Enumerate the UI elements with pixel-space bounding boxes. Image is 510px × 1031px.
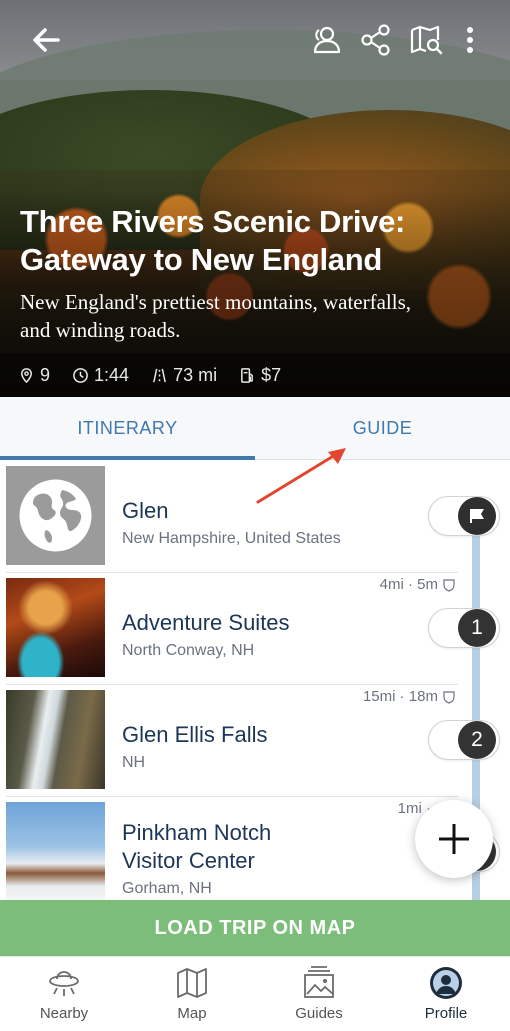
trip-stats: 9 1:44 73 mi $7 xyxy=(18,362,303,388)
trip-title-line1: Three Rivers Scenic Drive: xyxy=(20,204,406,239)
trip-subtitle-line1: New England's prettiest mountains, water… xyxy=(20,290,412,314)
back-arrow-icon[interactable] xyxy=(28,22,64,58)
share-icon[interactable] xyxy=(358,22,394,58)
list-item[interactable]: 15mi · 18m Glen Ellis Falls NH 2 xyxy=(0,685,510,797)
trip-title-line2: Gateway to New England xyxy=(20,242,383,277)
location-pin-icon xyxy=(21,367,32,383)
list-item[interactable]: Glen New Hampshire, United States xyxy=(0,461,510,573)
highway-shield-icon xyxy=(443,578,455,592)
fuel-icon xyxy=(241,367,254,383)
highway-shield-icon xyxy=(443,690,455,704)
nav-map[interactable]: Map xyxy=(128,957,256,1031)
stat-cost-value: $7 xyxy=(261,364,282,385)
stat-distance: 73 mi xyxy=(151,365,217,386)
stop-distance-text: 4mi · 5m xyxy=(379,576,438,593)
stop-distance-text: 15mi · 18m xyxy=(362,688,438,705)
trip-subtitle-line2: and winding roads. xyxy=(20,318,181,342)
clock-icon xyxy=(73,367,88,383)
ufo-icon xyxy=(49,971,79,996)
list-item[interactable]: 4mi · 5m Adventure Suites North Conway, … xyxy=(0,573,510,685)
stat-cost: $7 xyxy=(239,365,281,386)
stop-location: New Hampshire, United States xyxy=(122,530,341,547)
map-search-icon[interactable] xyxy=(408,22,444,58)
stop-thumbnail-pinkham-notch xyxy=(6,802,105,901)
stat-stops-value: 9 xyxy=(40,364,51,385)
stat-stops: 9 xyxy=(18,365,50,386)
stop-distance: 4mi · 5m xyxy=(380,576,456,593)
more-vertical-icon[interactable] xyxy=(452,22,488,58)
tab-guide[interactable]: GUIDE xyxy=(255,397,510,460)
nav-profile[interactable]: Profile xyxy=(382,957,510,1031)
nav-map-label: Map xyxy=(177,1005,207,1022)
collaborators-icon[interactable] xyxy=(308,22,344,58)
stop-name-line2: Visitor Center xyxy=(122,848,255,873)
stop-location: Gorham, NH xyxy=(122,880,212,897)
stop-name: Pinkham Notch Visitor Center xyxy=(122,819,271,875)
plus-icon xyxy=(439,824,469,854)
trip-subtitle: New England's prettiest mountains, water… xyxy=(20,288,490,344)
globe-icon xyxy=(19,479,92,552)
stop-name: Adventure Suites xyxy=(122,610,290,635)
map-icon xyxy=(177,968,207,998)
guides-icon xyxy=(304,966,334,998)
load-trip-on-map-button[interactable]: LOAD TRIP ON MAP xyxy=(0,900,510,956)
nav-nearby[interactable]: Nearby xyxy=(0,957,128,1031)
stop-name-line1: Pinkham Notch xyxy=(122,820,272,845)
stop-marker-number: 2 xyxy=(458,721,496,759)
stat-duration: 1:44 xyxy=(72,365,129,386)
tab-itinerary[interactable]: ITINERARY xyxy=(0,397,255,460)
stat-distance-value: 73 mi xyxy=(173,364,218,385)
stop-location: NH xyxy=(122,754,146,771)
stop-name: Glen Ellis Falls xyxy=(122,722,268,747)
stop-distance: 15mi · 18m xyxy=(363,688,456,705)
trip-title: Three Rivers Scenic Drive: Gateway to Ne… xyxy=(20,203,480,279)
add-stop-button[interactable] xyxy=(415,800,493,878)
flag-icon xyxy=(470,509,484,523)
stop-marker-flag xyxy=(458,497,496,535)
bottom-nav: Nearby Map Guides Profile xyxy=(0,956,510,1031)
stat-duration-value: 1:44 xyxy=(94,364,130,385)
stop-name: Glen xyxy=(122,498,169,523)
stop-thumbnail-glen-ellis-falls xyxy=(6,690,105,789)
nav-nearby-label: Nearby xyxy=(39,1005,89,1022)
stop-marker-number: 1 xyxy=(458,609,496,647)
profile-icon xyxy=(430,967,462,999)
stop-location: North Conway, NH xyxy=(122,642,255,659)
road-icon xyxy=(153,368,166,382)
top-bar xyxy=(0,16,510,66)
stop-thumbnail-adventure-suites xyxy=(6,578,105,677)
tab-bar: ITINERARY GUIDE xyxy=(0,397,510,460)
nav-guides-label: Guides xyxy=(295,1005,343,1022)
nav-profile-label: Profile xyxy=(424,1005,468,1022)
nav-guides[interactable]: Guides xyxy=(255,957,383,1031)
stop-thumbnail-globe xyxy=(6,466,105,565)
· · ·
- [AIM OF THE EXERCISE] How many lines in the entries above contain the string "Scenic"? Case counts. Reply with the number alone.

- [EXERCISE OUTPUT] 2